Copy each line exactly. Drop every picture.

(TASK DATA):

──────────────────────────────

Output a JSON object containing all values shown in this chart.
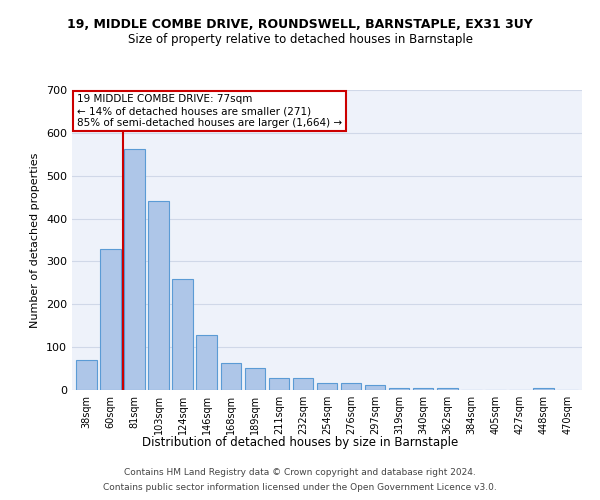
{
  "title_line1": "19, MIDDLE COMBE DRIVE, ROUNDSWELL, BARNSTAPLE, EX31 3UY",
  "title_line2": "Size of property relative to detached houses in Barnstaple",
  "xlabel": "Distribution of detached houses by size in Barnstaple",
  "ylabel": "Number of detached properties",
  "categories": [
    "38sqm",
    "60sqm",
    "81sqm",
    "103sqm",
    "124sqm",
    "146sqm",
    "168sqm",
    "189sqm",
    "211sqm",
    "232sqm",
    "254sqm",
    "276sqm",
    "297sqm",
    "319sqm",
    "340sqm",
    "362sqm",
    "384sqm",
    "405sqm",
    "427sqm",
    "448sqm",
    "470sqm"
  ],
  "values": [
    70,
    328,
    562,
    440,
    258,
    128,
    63,
    52,
    28,
    28,
    16,
    16,
    12,
    4,
    4,
    4,
    0,
    0,
    0,
    4,
    0
  ],
  "bar_color": "#aec6e8",
  "bar_edge_color": "#5b9bd5",
  "grid_color": "#d0d8e8",
  "background_color": "#eef2fa",
  "annotation_text": "19 MIDDLE COMBE DRIVE: 77sqm\n← 14% of detached houses are smaller (271)\n85% of semi-detached houses are larger (1,664) →",
  "vline_x": 1.5,
  "vline_color": "#cc0000",
  "annotation_box_color": "#ffffff",
  "annotation_box_edge": "#cc0000",
  "footer_line1": "Contains HM Land Registry data © Crown copyright and database right 2024.",
  "footer_line2": "Contains public sector information licensed under the Open Government Licence v3.0.",
  "ylim": [
    0,
    700
  ],
  "yticks": [
    0,
    100,
    200,
    300,
    400,
    500,
    600,
    700
  ]
}
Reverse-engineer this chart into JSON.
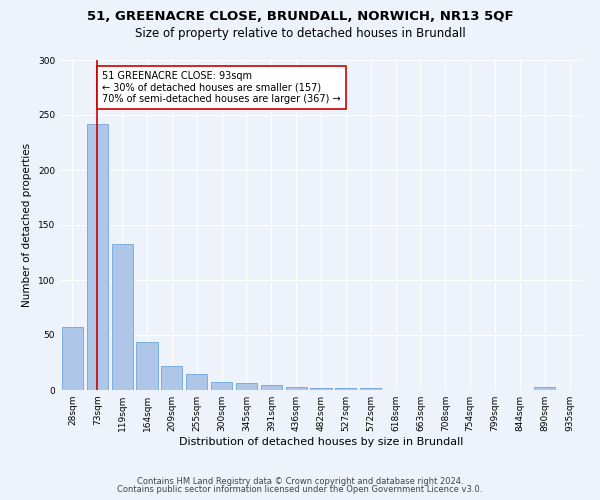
{
  "title1": "51, GREENACRE CLOSE, BRUNDALL, NORWICH, NR13 5QF",
  "title2": "Size of property relative to detached houses in Brundall",
  "xlabel": "Distribution of detached houses by size in Brundall",
  "ylabel": "Number of detached properties",
  "bar_color": "#aec6e8",
  "bar_edge_color": "#5b9bd5",
  "categories": [
    "28sqm",
    "73sqm",
    "119sqm",
    "164sqm",
    "209sqm",
    "255sqm",
    "300sqm",
    "345sqm",
    "391sqm",
    "436sqm",
    "482sqm",
    "527sqm",
    "572sqm",
    "618sqm",
    "663sqm",
    "708sqm",
    "754sqm",
    "799sqm",
    "844sqm",
    "890sqm",
    "935sqm"
  ],
  "values": [
    57,
    242,
    133,
    44,
    22,
    15,
    7,
    6,
    5,
    3,
    2,
    2,
    2,
    0,
    0,
    0,
    0,
    0,
    0,
    3,
    0
  ],
  "property_line_x": 1.0,
  "annotation_line1": "51 GREENACRE CLOSE: 93sqm",
  "annotation_line2": "← 30% of detached houses are smaller (157)",
  "annotation_line3": "70% of semi-detached houses are larger (367) →",
  "annotation_box_color": "#ffffff",
  "annotation_box_edge_color": "#cc0000",
  "annotation_text_color": "#000000",
  "vline_color": "#cc0000",
  "footer1": "Contains HM Land Registry data © Crown copyright and database right 2024.",
  "footer2": "Contains public sector information licensed under the Open Government Licence v3.0.",
  "ylim": [
    0,
    300
  ],
  "background_color": "#eef2fa",
  "grid_color": "#ffffff",
  "title1_fontsize": 9.5,
  "title2_fontsize": 8.5,
  "xlabel_fontsize": 8,
  "ylabel_fontsize": 7.5,
  "tick_fontsize": 6.5,
  "annotation_fontsize": 7,
  "footer_fontsize": 6
}
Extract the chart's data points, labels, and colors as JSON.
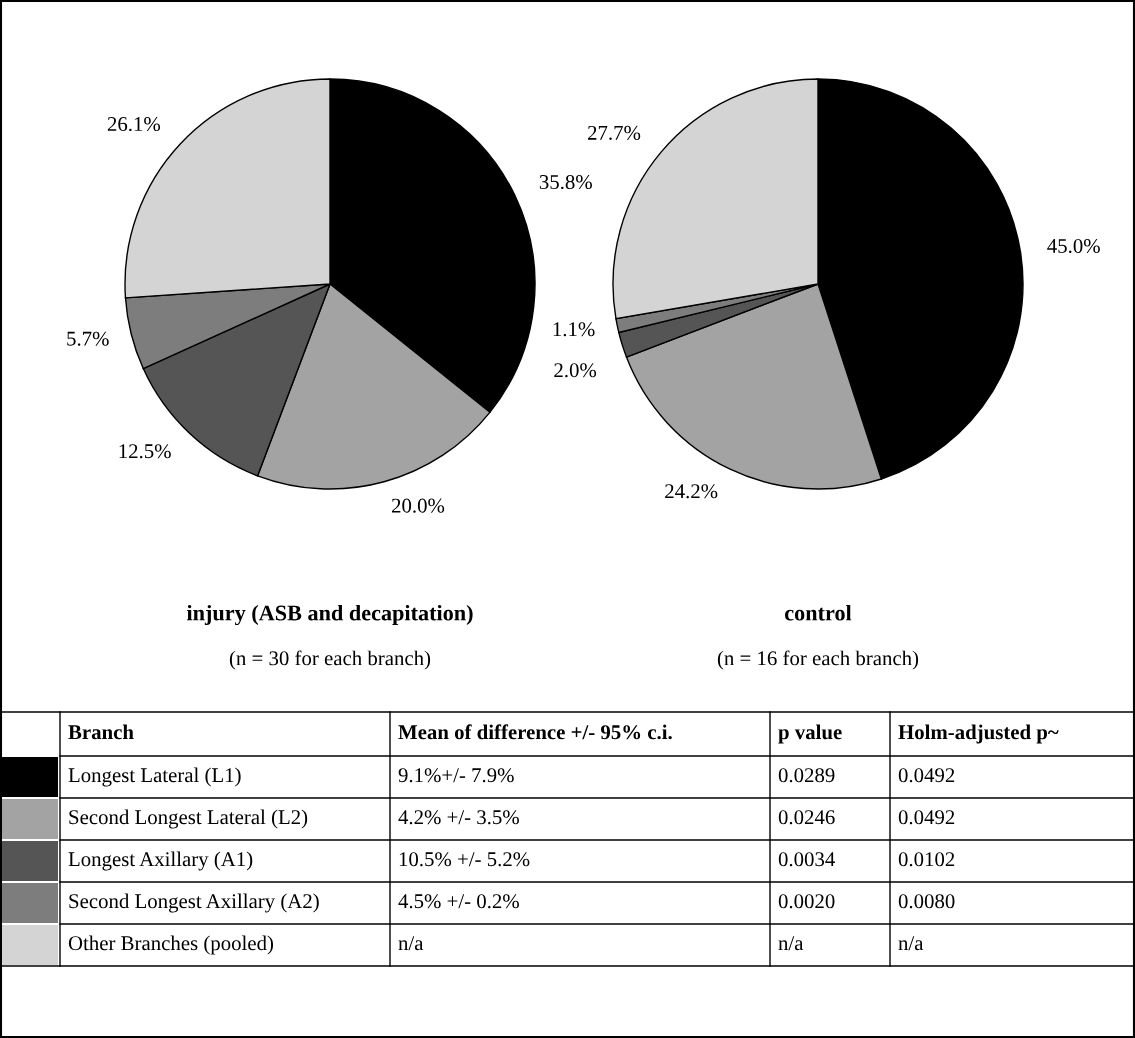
{
  "chart_data": [
    {
      "type": "pie",
      "title": "injury (ASB and decapitation)",
      "subtitle": "(n = 30 for each branch)",
      "legend": "bottom",
      "categories": [
        "Longest Lateral (L1)",
        "Second Longest Lateral (L2)",
        "Longest Axillary (A1)",
        "Second Longest Axillary (A2)",
        "Other Branches (pooled)"
      ],
      "values": [
        35.8,
        20.0,
        12.5,
        5.7,
        26.1
      ],
      "value_labels": [
        "35.8%",
        "20.0%",
        "12.5%",
        "5.7%",
        "26.1%"
      ],
      "colors": [
        "#000000",
        "#a3a3a3",
        "#555555",
        "#7d7d7d",
        "#d4d4d4"
      ]
    },
    {
      "type": "pie",
      "title": "control",
      "subtitle": "(n = 16 for each branch)",
      "values": [
        45.0,
        24.2,
        2.0,
        1.1,
        27.7
      ],
      "value_labels": [
        "45.0%",
        "24.2%",
        "2.0%",
        "1.1%",
        "27.7%"
      ],
      "colors": [
        "#000000",
        "#a3a3a3",
        "#555555",
        "#7d7d7d",
        "#d4d4d4"
      ]
    },
    {
      "type": "other",
      "annotations": [
        "Branch",
        "Mean of difference +/- 95% c.i.",
        "p value",
        "Holm-adjusted p~",
        "9.1%+/- 7.9%",
        "0.0289",
        "0.0492",
        "4.2% +/- 3.5%",
        "0.0246",
        "0.0492",
        "10.5% +/- 5.2%",
        "0.0034",
        "0.0102",
        "4.5% +/- 0.2%",
        "0.0020",
        "0.0080",
        "n/a",
        "n/a",
        "n/a"
      ]
    }
  ]
}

──────────────────────────────

(COMPLETED TASK):
Output a JSON object containing all values shown in this chart.
{
  "title_line1": "19, MIDDLE COMBE DRIVE, ROUNDSWELL, BARNSTAPLE, EX31 3UY",
  "title_line2": "Size of property relative to detached houses in Barnstaple",
  "xlabel": "Distribution of detached houses by size in Barnstaple",
  "ylabel": "Number of detached properties",
  "categories": [
    "38sqm",
    "60sqm",
    "81sqm",
    "103sqm",
    "124sqm",
    "146sqm",
    "168sqm",
    "189sqm",
    "211sqm",
    "232sqm",
    "254sqm",
    "276sqm",
    "297sqm",
    "319sqm",
    "340sqm",
    "362sqm",
    "384sqm",
    "405sqm",
    "427sqm",
    "448sqm",
    "470sqm"
  ],
  "values": [
    70,
    328,
    562,
    440,
    258,
    128,
    63,
    52,
    28,
    28,
    16,
    16,
    12,
    4,
    4,
    4,
    0,
    0,
    0,
    4,
    0
  ],
  "bar_color": "#aec6e8",
  "bar_edge_color": "#5b9bd5",
  "grid_color": "#d0d8e8",
  "background_color": "#eef2fa",
  "annotation_text": "19 MIDDLE COMBE DRIVE: 77sqm\n← 14% of detached houses are smaller (271)\n85% of semi-detached houses are larger (1,664) →",
  "vline_x": 1.5,
  "vline_color": "#cc0000",
  "annotation_box_color": "#ffffff",
  "annotation_box_edge": "#cc0000",
  "footer_line1": "Contains HM Land Registry data © Crown copyright and database right 2024.",
  "footer_line2": "Contains public sector information licensed under the Open Government Licence v3.0.",
  "ylim": [
    0,
    700
  ],
  "yticks": [
    0,
    100,
    200,
    300,
    400,
    500,
    600,
    700
  ]
}
Reverse-engineer this chart into JSON.
{
  "title1": "51, GREENACRE CLOSE, BRUNDALL, NORWICH, NR13 5QF",
  "title2": "Size of property relative to detached houses in Brundall",
  "xlabel": "Distribution of detached houses by size in Brundall",
  "ylabel": "Number of detached properties",
  "bar_color": "#aec6e8",
  "bar_edge_color": "#5b9bd5",
  "categories": [
    "28sqm",
    "73sqm",
    "119sqm",
    "164sqm",
    "209sqm",
    "255sqm",
    "300sqm",
    "345sqm",
    "391sqm",
    "436sqm",
    "482sqm",
    "527sqm",
    "572sqm",
    "618sqm",
    "663sqm",
    "708sqm",
    "754sqm",
    "799sqm",
    "844sqm",
    "890sqm",
    "935sqm"
  ],
  "values": [
    57,
    242,
    133,
    44,
    22,
    15,
    7,
    6,
    5,
    3,
    2,
    2,
    2,
    0,
    0,
    0,
    0,
    0,
    0,
    3,
    0
  ],
  "property_line_x": 1.0,
  "annotation_line1": "51 GREENACRE CLOSE: 93sqm",
  "annotation_line2": "← 30% of detached houses are smaller (157)",
  "annotation_line3": "70% of semi-detached houses are larger (367) →",
  "annotation_box_color": "#ffffff",
  "annotation_box_edge_color": "#cc0000",
  "annotation_text_color": "#000000",
  "vline_color": "#cc0000",
  "footer1": "Contains HM Land Registry data © Crown copyright and database right 2024.",
  "footer2": "Contains public sector information licensed under the Open Government Licence v3.0.",
  "ylim": [
    0,
    300
  ],
  "background_color": "#eef2fa",
  "grid_color": "#ffffff",
  "title1_fontsize": 9.5,
  "title2_fontsize": 8.5,
  "xlabel_fontsize": 8,
  "ylabel_fontsize": 7.5,
  "tick_fontsize": 6.5,
  "annotation_fontsize": 7,
  "footer_fontsize": 6
}
Extract the chart's data points, labels, and colors as JSON.
{
  "chart_data": [
    {
      "type": "pie",
      "title": "injury (ASB and decapitation)",
      "subtitle": "(n = 30 for each branch)",
      "legend": "bottom",
      "categories": [
        "Longest Lateral (L1)",
        "Second Longest Lateral (L2)",
        "Longest Axillary (A1)",
        "Second Longest Axillary (A2)",
        "Other Branches (pooled)"
      ],
      "values": [
        35.8,
        20.0,
        12.5,
        5.7,
        26.1
      ],
      "value_labels": [
        "35.8%",
        "20.0%",
        "12.5%",
        "5.7%",
        "26.1%"
      ],
      "colors": [
        "#000000",
        "#a3a3a3",
        "#555555",
        "#7d7d7d",
        "#d4d4d4"
      ]
    },
    {
      "type": "pie",
      "title": "control",
      "subtitle": "(n = 16 for each branch)",
      "values": [
        45.0,
        24.2,
        2.0,
        1.1,
        27.7
      ],
      "value_labels": [
        "45.0%",
        "24.2%",
        "2.0%",
        "1.1%",
        "27.7%"
      ],
      "colors": [
        "#000000",
        "#a3a3a3",
        "#555555",
        "#7d7d7d",
        "#d4d4d4"
      ]
    },
    {
      "type": "other",
      "annotations": [
        "Branch",
        "Mean of difference +/- 95% c.i.",
        "p value",
        "Holm-adjusted p~",
        "9.1%+/- 7.9%",
        "0.0289",
        "0.0492",
        "4.2% +/- 3.5%",
        "0.0246",
        "0.0492",
        "10.5% +/- 5.2%",
        "0.0034",
        "0.0102",
        "4.5% +/- 0.2%",
        "0.0020",
        "0.0080",
        "n/a",
        "n/a",
        "n/a"
      ]
    }
  ]
}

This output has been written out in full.